* Exercise
Exclude the pictures, then copy all remaining records exactly.

Recorded data
* BEGIN *
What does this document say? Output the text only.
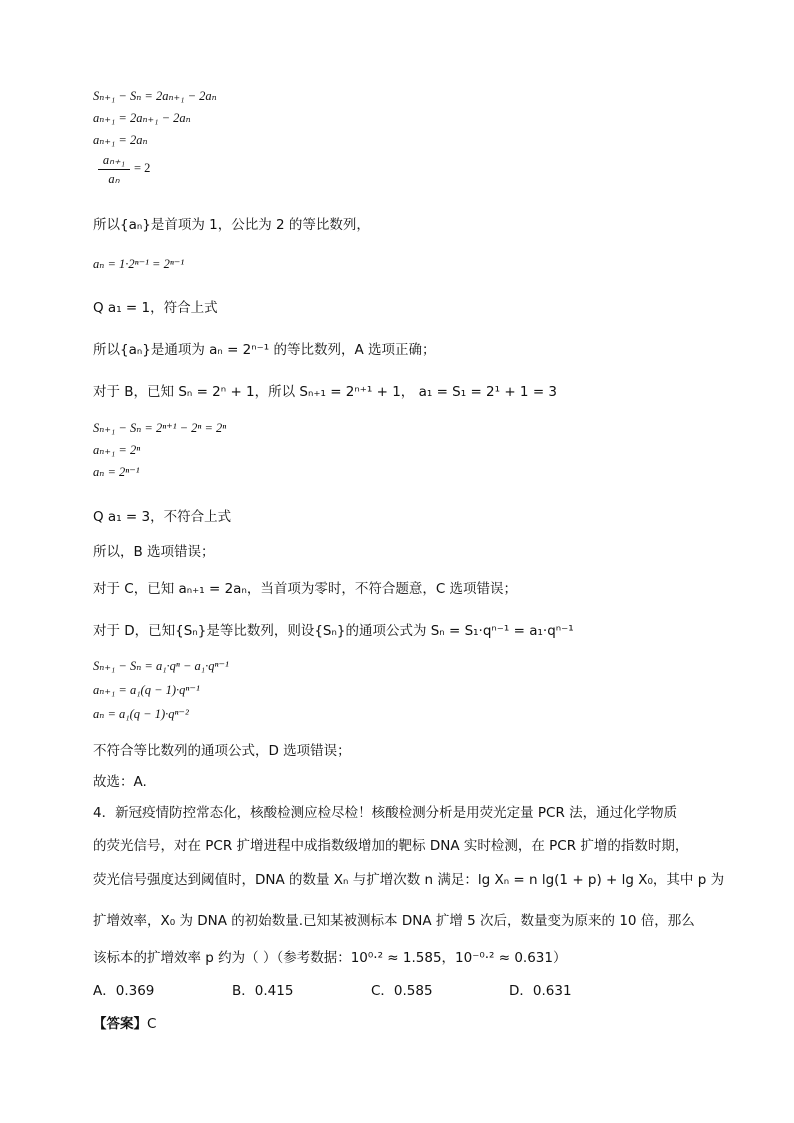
Sₙ₊₁ − Sₙ = 2aₙ₊₁ − 2aₙ
aₙ₊₁ = 2aₙ₊₁ − 2aₙ
aₙ₊₁ = 2aₙ
aₙ₊₁
aₙ
= 2
所以{aₙ}是首项为 1，公比为 2 的等比数列，
aₙ = 1·2ⁿ⁻¹ = 2ⁿ⁻¹
Q a₁ = 1，符合上式
所以{aₙ}是通项为 aₙ = 2ⁿ⁻¹ 的等比数列，A 选项正确；
对于 B，已知 Sₙ = 2ⁿ + 1，所以 Sₙ₊₁ = 2ⁿ⁺¹ + 1， a₁ = S₁ = 2¹ + 1 = 3
Sₙ₊₁ − Sₙ = 2ⁿ⁺¹ − 2ⁿ = 2ⁿ
aₙ₊₁ = 2ⁿ
aₙ = 2ⁿ⁻¹
Q a₁ = 3，不符合上式
所以，B 选项错误；
对于 C，已知 aₙ₊₁ = 2aₙ，当首项为零时，不符合题意，C 选项错误；
对于 D，已知{Sₙ}是等比数列，则设{Sₙ}的通项公式为 Sₙ = S₁·qⁿ⁻¹ = a₁·qⁿ⁻¹
Sₙ₊₁ − Sₙ = a₁·qⁿ − a₁·qⁿ⁻¹
aₙ₊₁ = a₁(q − 1)·qⁿ⁻¹
aₙ = a₁(q − 1)·qⁿ⁻²
不符合等比数列的通项公式，D 选项错误；
故选：A.
4．新冠疫情防控常态化，核酸检测应检尽检！核酸检测分析是用荧光定量 PCR 法，通过化学物质
的荧光信号，对在 PCR 扩增进程中成指数级增加的靶标 DNA 实时检测，在 PCR 扩增的指数时期，
荧光信号强度达到阈值时，DNA 的数量 Xₙ 与扩增次数 n 满足：lg Xₙ = n lg(1 + p) + lg X₀，其中 p 为
扩增效率，X₀ 为 DNA 的初始数量.已知某被测标本 DNA 扩增 5 次后，数量变为原来的 10 倍，那么
该标本的扩增效率 p 约为（ ）（参考数据：10⁰·² ≈ 1.585，10⁻⁰·² ≈ 0.631）
A．0.369	B．0.415	C．0.585	D．0.631
【答案】C
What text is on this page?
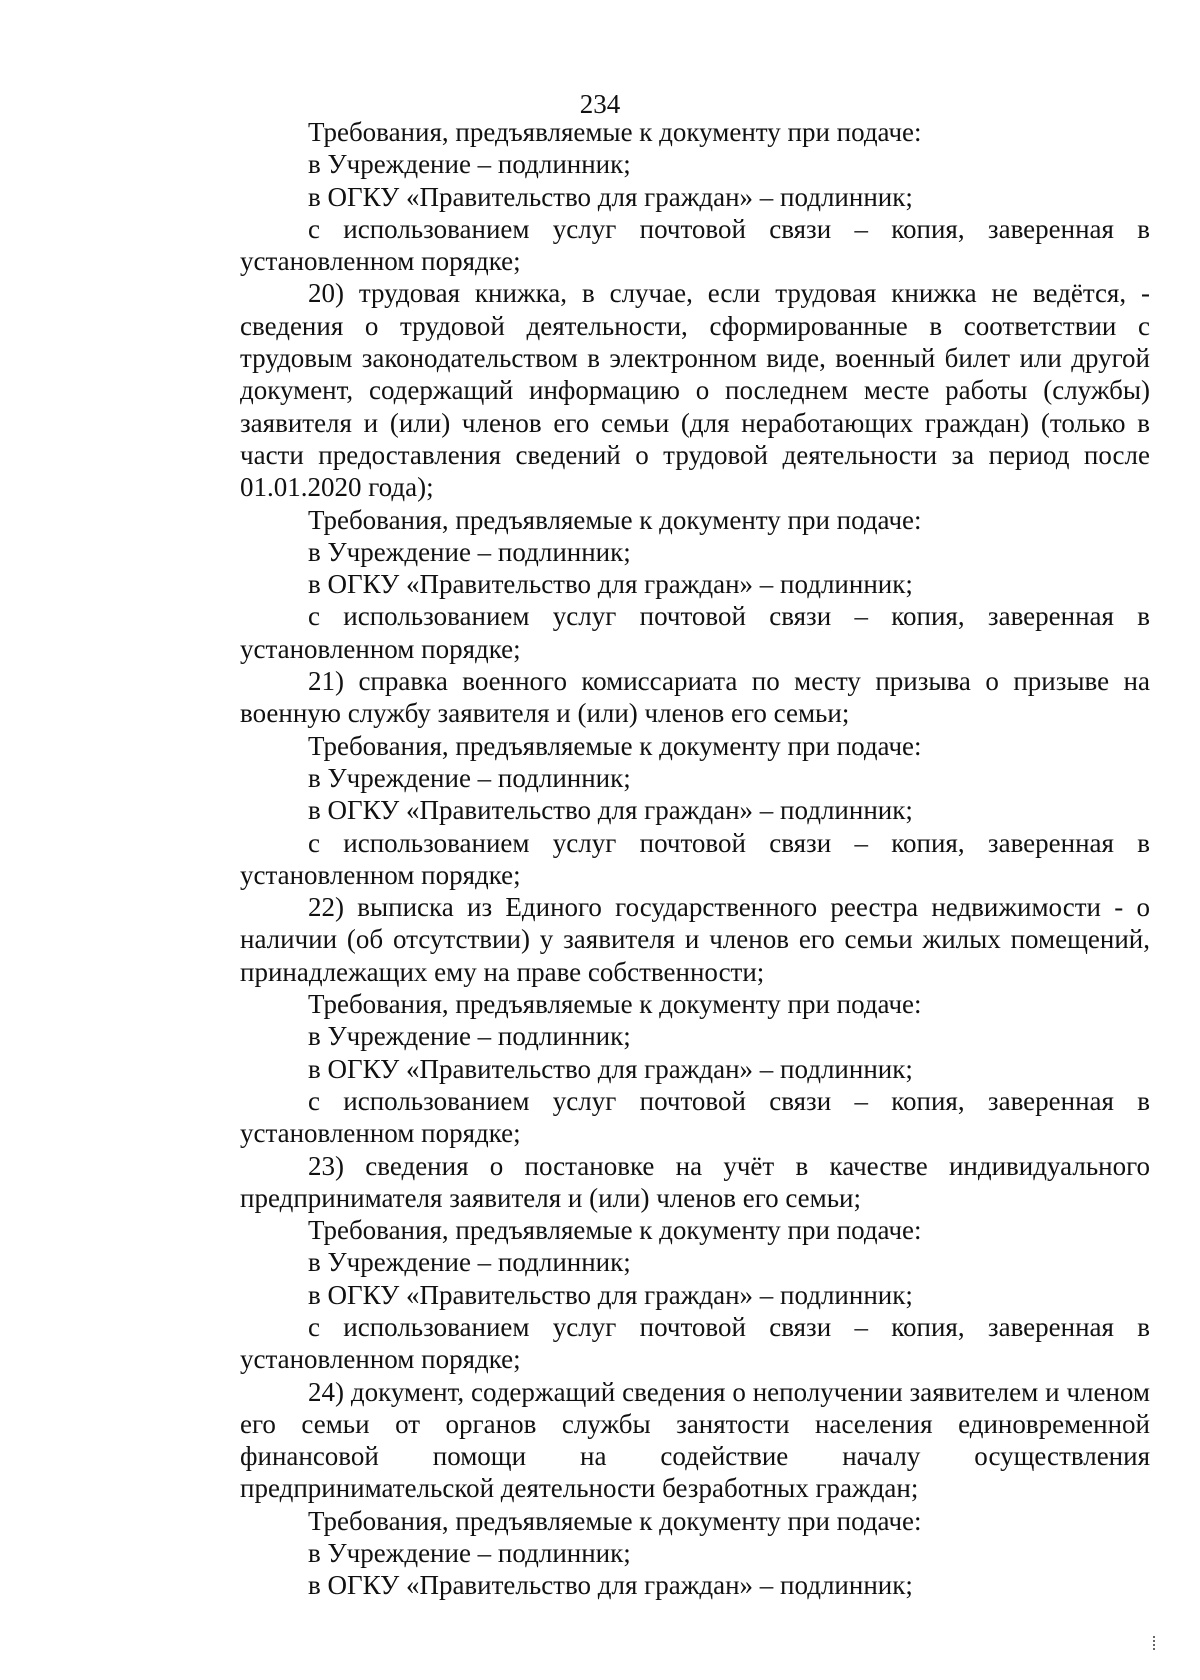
234

Требования, предъявляемые к документу при подаче:

в Учреждение – подлинник;

в ОГКУ «Правительство для граждан» – подлинник;

с использованием услуг почтовой связи – копия, заверенная в установленном порядке;

20) трудовая книжка, в случае, если трудовая книжка не ведётся, - сведения о трудовой деятельности, сформированные в соответствии с трудовым законодательством в электронном виде, военный билет или другой документ, содержащий информацию о последнем месте работы (службы) заявителя и (или) членов его семьи (для неработающих граждан) (только в части предоставления сведений о трудовой деятельности за период после 01.01.2020 года);

Требования, предъявляемые к документу при подаче:

в Учреждение – подлинник;

в ОГКУ «Правительство для граждан» – подлинник;

с использованием услуг почтовой связи – копия, заверенная в установленном порядке;

21) справка военного комиссариата по месту призыва о призыве на военную службу заявителя и (или) членов его семьи;

Требования, предъявляемые к документу при подаче:

в Учреждение – подлинник;

в ОГКУ «Правительство для граждан» – подлинник;

с использованием услуг почтовой связи – копия, заверенная в установленном порядке;

22) выписка из Единого государственного реестра недвижимости - о наличии (об отсутствии) у заявителя и членов его семьи жилых помещений, принадлежащих ему на праве собственности;

Требования, предъявляемые к документу при подаче:

в Учреждение – подлинник;

в ОГКУ «Правительство для граждан» – подлинник;

с использованием услуг почтовой связи – копия, заверенная в установленном порядке;

23) сведения о постановке на учёт в качестве индивидуального предпринимателя заявителя и (или) членов его семьи;

Требования, предъявляемые к документу при подаче:

в Учреждение – подлинник;

в ОГКУ «Правительство для граждан» – подлинник;

с использованием услуг почтовой связи – копия, заверенная в установленном порядке;

24) документ, содержащий сведения о неполучении заявителем и членом его семьи от органов службы занятости населения единовременной финансовой помощи на содействие началу осуществления предпринимательской деятельности безработных граждан;

Требования, предъявляемые к документу при подаче:

в Учреждение – подлинник;

в ОГКУ «Правительство для граждан» – подлинник;
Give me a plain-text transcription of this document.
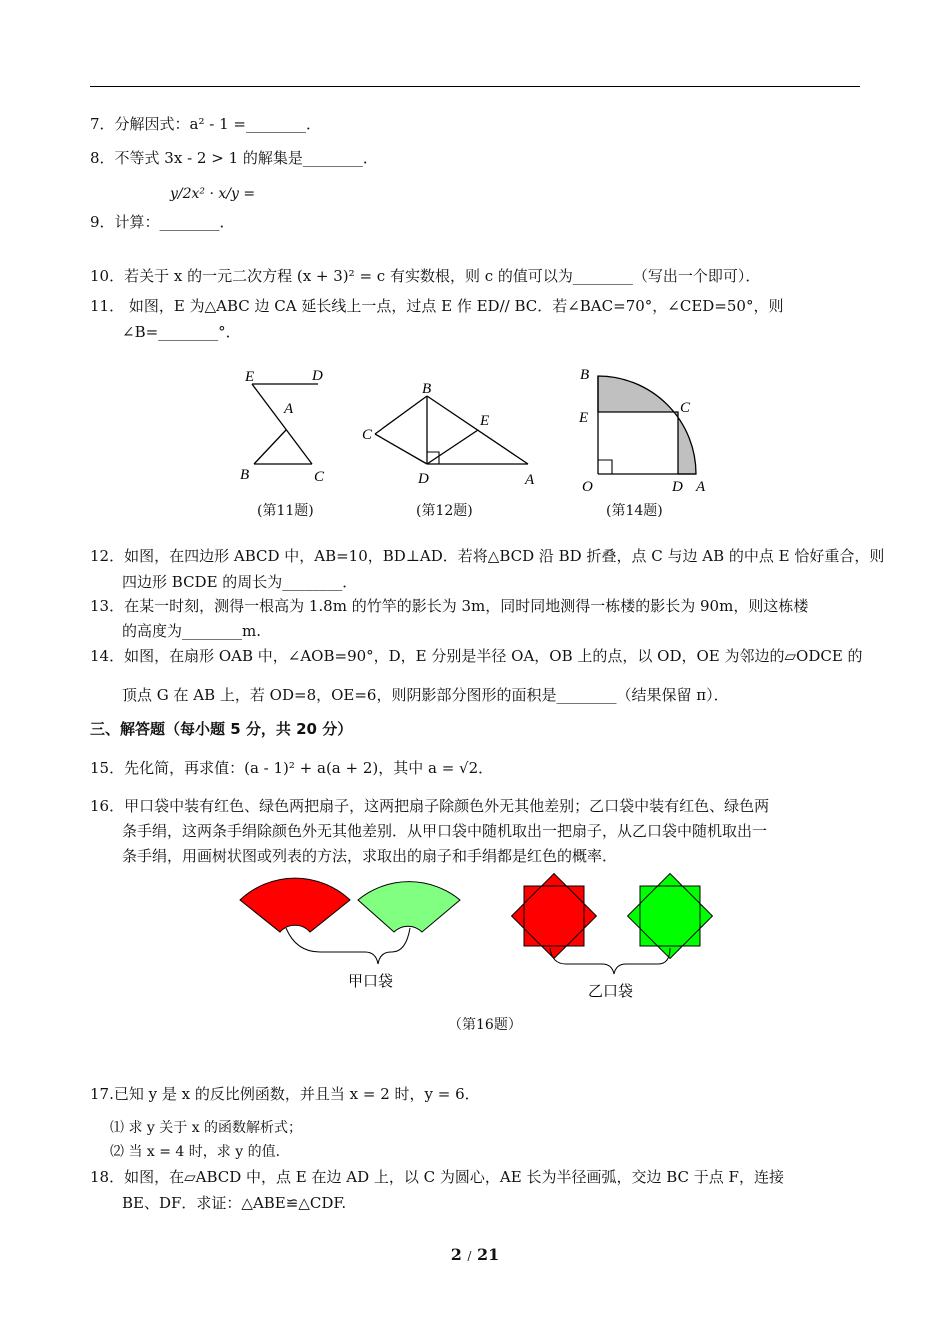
7．分解因式：a² - 1 =________．
8．不等式 3x - 2 > 1 的解集是________．
y/2x² · x/y =
9．计算：________．
10．若关于 x 的一元二次方程 (x + 3)² = c 有实数根，则 c 的值可以为________（写出一个即可）．
11． 如图，E 为△ABC 边 CA 延长线上一点，过点 E 作 ED// BC．若∠BAC=70°，∠CED=50°，则
∠B=________°．
E	D
A
B	C
(第11题)
B
C
E
D	A
(第12题)
B
E
C
O	D A
(第14题)
12．如图，在四边形 ABCD 中，AB=10，BD⊥AD．若将△BCD 沿 BD 折叠，点 C 与边 AB 的中点 E 恰好重合，则
四边形 BCDE 的周长为________．
13．在某一时刻，测得一根高为 1.8m 的竹竿的影长为 3m，同时同地测得一栋楼的影长为 90m，则这栋楼
的高度为________m.
14．如图，在扇形 OAB 中，∠AOB=90°，D，E 分别是半径 OA，OB 上的点，以 OD，OE 为邻边的▱ODCE 的
顶点 G 在 AB 上，若 OD=8，OE=6，则阴影部分图形的面积是________（结果保留 π）．
三、解答题（每小题 5 分，共 20 分）
15．先化简，再求值：(a - 1)² + a(a + 2)，其中 a = √2．
16．甲口袋中装有红色、绿色两把扇子，这两把扇子除颜色外无其他差别；乙口袋中装有红色、绿色两
条手绢，这两条手绢除颜色外无其他差别．从甲口袋中随机取出一把扇子，从乙口袋中随机取出一
条手绢，用画树状图或列表的方法，求取出的扇子和手绢都是红色的概率．
甲口袋
乙口袋
（第16题）
17.已知 y 是 x 的反比例函数，并且当 x = 2 时，y = 6．
⑴ 求 y 关于 x 的函数解析式；
⑵ 当 x = 4 时，求 y 的值．
18．如图，在▱ABCD 中，点 E 在边 AD 上，以 C 为圆心，AE 长为半径画弧，交边 BC 于点 F，连接
BE、DF．求证：△ABE≌△CDF.
2 / 21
* END *
* Finished answer
What does this document say? Output the text only.
Sₙ₊₁ − Sₙ = 2aₙ₊₁ − 2aₙ
aₙ₊₁ = 2aₙ₊₁ − 2aₙ
aₙ₊₁ = 2aₙ
aₙ₊₁
aₙ
= 2
所以{aₙ}是首项为 1，公比为 2 的等比数列，
aₙ = 1·2ⁿ⁻¹ = 2ⁿ⁻¹
Q a₁ = 1，符合上式
所以{aₙ}是通项为 aₙ = 2ⁿ⁻¹ 的等比数列，A 选项正确；
对于 B，已知 Sₙ = 2ⁿ + 1，所以 Sₙ₊₁ = 2ⁿ⁺¹ + 1， a₁ = S₁ = 2¹ + 1 = 3
Sₙ₊₁ − Sₙ = 2ⁿ⁺¹ − 2ⁿ = 2ⁿ
aₙ₊₁ = 2ⁿ
aₙ = 2ⁿ⁻¹
Q a₁ = 3，不符合上式
所以，B 选项错误；
对于 C，已知 aₙ₊₁ = 2aₙ，当首项为零时，不符合题意，C 选项错误；
对于 D，已知{Sₙ}是等比数列，则设{Sₙ}的通项公式为 Sₙ = S₁·qⁿ⁻¹ = a₁·qⁿ⁻¹
Sₙ₊₁ − Sₙ = a₁·qⁿ − a₁·qⁿ⁻¹
aₙ₊₁ = a₁(q − 1)·qⁿ⁻¹
aₙ = a₁(q − 1)·qⁿ⁻²
不符合等比数列的通项公式，D 选项错误；
故选：A.
4．新冠疫情防控常态化，核酸检测应检尽检！核酸检测分析是用荧光定量 PCR 法，通过化学物质
的荧光信号，对在 PCR 扩增进程中成指数级增加的靶标 DNA 实时检测，在 PCR 扩增的指数时期，
荧光信号强度达到阈值时，DNA 的数量 Xₙ 与扩增次数 n 满足：lg Xₙ = n lg(1 + p) + lg X₀，其中 p 为
扩增效率，X₀ 为 DNA 的初始数量.已知某被测标本 DNA 扩增 5 次后，数量变为原来的 10 倍，那么
该标本的扩增效率 p 约为（ ）（参考数据：10⁰·² ≈ 1.585，10⁻⁰·² ≈ 0.631）
A．0.369	B．0.415	C．0.585	D．0.631
【答案】C
What text is on this page?
234

Требования, предъявляемые к документу при подаче:

в Учреждение – подлинник;

в ОГКУ «Правительство для граждан» – подлинник;

с использованием услуг почтовой связи – копия, заверенная в установленном порядке;

20) трудовая книжка, в случае, если трудовая книжка не ведётся, - сведения о трудовой деятельности, сформированные в соответствии с трудовым законодательством в электронном виде, военный билет или другой документ, содержащий информацию о последнем месте работы (службы) заявителя и (или) членов его семьи (для неработающих граждан) (только в части предоставления сведений о трудовой деятельности за период после 01.01.2020 года);

Требования, предъявляемые к документу при подаче:

в Учреждение – подлинник;

в ОГКУ «Правительство для граждан» – подлинник;

с использованием услуг почтовой связи – копия, заверенная в установленном порядке;

21) справка военного комиссариата по месту призыва о призыве на военную службу заявителя и (или) членов его семьи;

Требования, предъявляемые к документу при подаче:

в Учреждение – подлинник;

в ОГКУ «Правительство для граждан» – подлинник;

с использованием услуг почтовой связи – копия, заверенная в установленном порядке;

22) выписка из Единого государственного реестра недвижимости - о наличии (об отсутствии) у заявителя и членов его семьи жилых помещений, принадлежащих ему на праве собственности;

Требования, предъявляемые к документу при подаче:

в Учреждение – подлинник;

в ОГКУ «Правительство для граждан» – подлинник;

с использованием услуг почтовой связи – копия, заверенная в установленном порядке;

23) сведения о постановке на учёт в качестве индивидуального предпринимателя заявителя и (или) членов его семьи;

Требования, предъявляемые к документу при подаче:

в Учреждение – подлинник;

в ОГКУ «Правительство для граждан» – подлинник;

с использованием услуг почтовой связи – копия, заверенная в установленном порядке;

24) документ, содержащий сведения о неполучении заявителем и членом его семьи от органов службы занятости населения единовременной финансовой помощи на содействие началу осуществления предпринимательской деятельности безработных граждан;

Требования, предъявляемые к документу при подаче:

в Учреждение – подлинник;

в ОГКУ «Правительство для граждан» – подлинник;
Give me a plain-text transcription of this document.
7．分解因式：a² - 1 =________．
8．不等式 3x - 2 > 1 的解集是________．
y/2x² · x/y =
9．计算：________．
10．若关于 x 的一元二次方程 (x + 3)² = c 有实数根，则 c 的值可以为________（写出一个即可）．
11． 如图，E 为△ABC 边 CA 延长线上一点，过点 E 作 ED// BC．若∠BAC=70°，∠CED=50°，则
∠B=________°．
E	D
A
B	C
(第11题)
B
C
E
D	A
(第12题)
B
E
C
O	D A
(第14题)
12．如图，在四边形 ABCD 中，AB=10，BD⊥AD．若将△BCD 沿 BD 折叠，点 C 与边 AB 的中点 E 恰好重合，则
四边形 BCDE 的周长为________．
13．在某一时刻，测得一根高为 1.8m 的竹竿的影长为 3m，同时同地测得一栋楼的影长为 90m，则这栋楼
的高度为________m.
14．如图，在扇形 OAB 中，∠AOB=90°，D，E 分别是半径 OA，OB 上的点，以 OD，OE 为邻边的▱ODCE 的
顶点 G 在 AB 上，若 OD=8，OE=6，则阴影部分图形的面积是________（结果保留 π）．
三、解答题（每小题 5 分，共 20 分）
15．先化简，再求值：(a - 1)² + a(a + 2)，其中 a = √2．
16．甲口袋中装有红色、绿色两把扇子，这两把扇子除颜色外无其他差别；乙口袋中装有红色、绿色两
条手绢，这两条手绢除颜色外无其他差别．从甲口袋中随机取出一把扇子，从乙口袋中随机取出一
条手绢，用画树状图或列表的方法，求取出的扇子和手绢都是红色的概率．
甲口袋
乙口袋
（第16题）
17.已知 y 是 x 的反比例函数，并且当 x = 2 时，y = 6．
⑴ 求 y 关于 x 的函数解析式；
⑵ 当 x = 4 时，求 y 的值．
18．如图，在▱ABCD 中，点 E 在边 AD 上，以 C 为圆心，AE 长为半径画弧，交边 BC 于点 F，连接
BE、DF．求证：△ABE≌△CDF.
2 / 21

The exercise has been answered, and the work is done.